▶ [PROBLEM TO WORK ON] Copy every line of the records below where the word "President" occurs.
DATA EXTRACT below:
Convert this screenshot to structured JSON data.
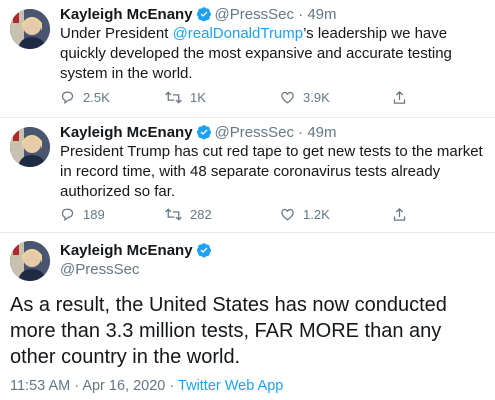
{
  "tweets": [
    {
      "name": "Kayleigh McEnany",
      "handle": "@PressSec",
      "dot": "·",
      "time": "49m",
      "text_before": "Under President ",
      "mention": "@realDonaldTrump",
      "text_after": "’s leadership we have quickly developed the most expansive and accurate testing system in the world.",
      "replies": "2.5K",
      "retweets": "1K",
      "likes": "3.9K"
    },
    {
      "name": "Kayleigh McEnany",
      "handle": "@PressSec",
      "dot": "·",
      "time": "49m",
      "text": "President Trump has cut red tape to get new tests to the market in record time, with 48 separate coronavirus tests already authorized so far.",
      "replies": "189",
      "retweets": "282",
      "likes": "1.2K"
    }
  ],
  "main_tweet": {
    "name": "Kayleigh McEnany",
    "handle": "@PressSec",
    "text": "As a result, the United States has now conducted more than 3.3 million tests, FAR MORE than any other country in the world.",
    "time": "11:53 AM",
    "date": "Apr 16, 2020",
    "dot": "·",
    "app": "Twitter Web App"
  },
  "icons": {
    "reply": "reply-icon",
    "retweet": "retweet-icon",
    "like": "heart-icon",
    "share": "share-icon",
    "verified": "verified-badge-icon"
  },
  "colors": {
    "accent": "#1da1f2",
    "text": "#14171a",
    "muted": "#657786"
  }
}
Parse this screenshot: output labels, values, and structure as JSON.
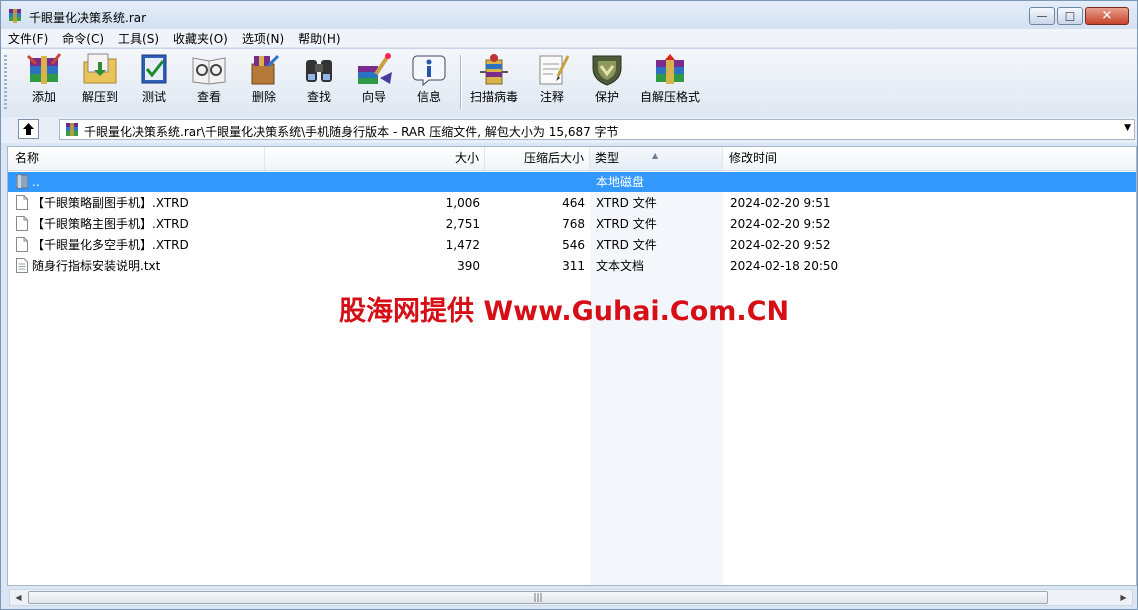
{
  "window": {
    "title": "千眼量化决策系统.rar",
    "minimize_glyph": "—",
    "maximize_glyph": "□",
    "close_glyph": "✕"
  },
  "menu": [
    "文件(F)",
    "命令(C)",
    "工具(S)",
    "收藏夹(O)",
    "选项(N)",
    "帮助(H)"
  ],
  "toolbar": [
    {
      "label": "添加",
      "icon": "add-archive-icon"
    },
    {
      "label": "解压到",
      "icon": "extract-to-icon"
    },
    {
      "label": "测试",
      "icon": "test-icon"
    },
    {
      "label": "查看",
      "icon": "view-icon"
    },
    {
      "label": "删除",
      "icon": "delete-icon"
    },
    {
      "label": "查找",
      "icon": "find-icon"
    },
    {
      "label": "向导",
      "icon": "wizard-icon"
    },
    {
      "label": "信息",
      "icon": "info-icon"
    },
    {
      "label": "扫描病毒",
      "icon": "virus-scan-icon"
    },
    {
      "label": "注释",
      "icon": "comment-icon"
    },
    {
      "label": "保护",
      "icon": "protect-icon"
    },
    {
      "label": "自解压格式",
      "icon": "sfx-icon"
    }
  ],
  "address": {
    "path": "千眼量化决策系统.rar\\千眼量化决策系统\\手机随身行版本 - RAR 压缩文件, 解包大小为 15,687 字节",
    "dropdown_glyph": "▼",
    "up_icon": "up-folder-icon"
  },
  "columns": {
    "name": "名称",
    "size": "大小",
    "packed": "压缩后大小",
    "type": "类型",
    "modified": "修改时间",
    "sort_glyph": "▲"
  },
  "rows": [
    {
      "name": "..",
      "size": "",
      "packed": "",
      "type": "本地磁盘",
      "modified": "",
      "icon": "parent-folder-icon",
      "selected": true
    },
    {
      "name": "【千眼策略副图手机】.XTRD",
      "size": "1,006",
      "packed": "464",
      "type": "XTRD 文件",
      "modified": "2024-02-20 9:51",
      "icon": "file-icon",
      "selected": false
    },
    {
      "name": "【千眼策略主图手机】.XTRD",
      "size": "2,751",
      "packed": "768",
      "type": "XTRD 文件",
      "modified": "2024-02-20 9:52",
      "icon": "file-icon",
      "selected": false
    },
    {
      "name": "【千眼量化多空手机】.XTRD",
      "size": "1,472",
      "packed": "546",
      "type": "XTRD 文件",
      "modified": "2024-02-20 9:52",
      "icon": "file-icon",
      "selected": false
    },
    {
      "name": "随身行指标安装说明.txt",
      "size": "390",
      "packed": "311",
      "type": "文本文档",
      "modified": "2024-02-18 20:50",
      "icon": "text-file-icon",
      "selected": false
    }
  ],
  "watermark": "股海网提供 Www.Guhai.Com.CN",
  "scrollbar": {
    "left_glyph": "◀",
    "right_glyph": "▶",
    "grip_glyph": "|||"
  },
  "colors": {
    "selection": "#3399ff",
    "watermark": "#d60f16"
  }
}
End of DATA EXTRACT.
▶ [WRITTEN RESPONSE]
      "text_before": "Under President ",
      "text": "President Trump has cut red tape to get new tests to the market in record time, with 48 separate coronavirus tests already authorized so far.",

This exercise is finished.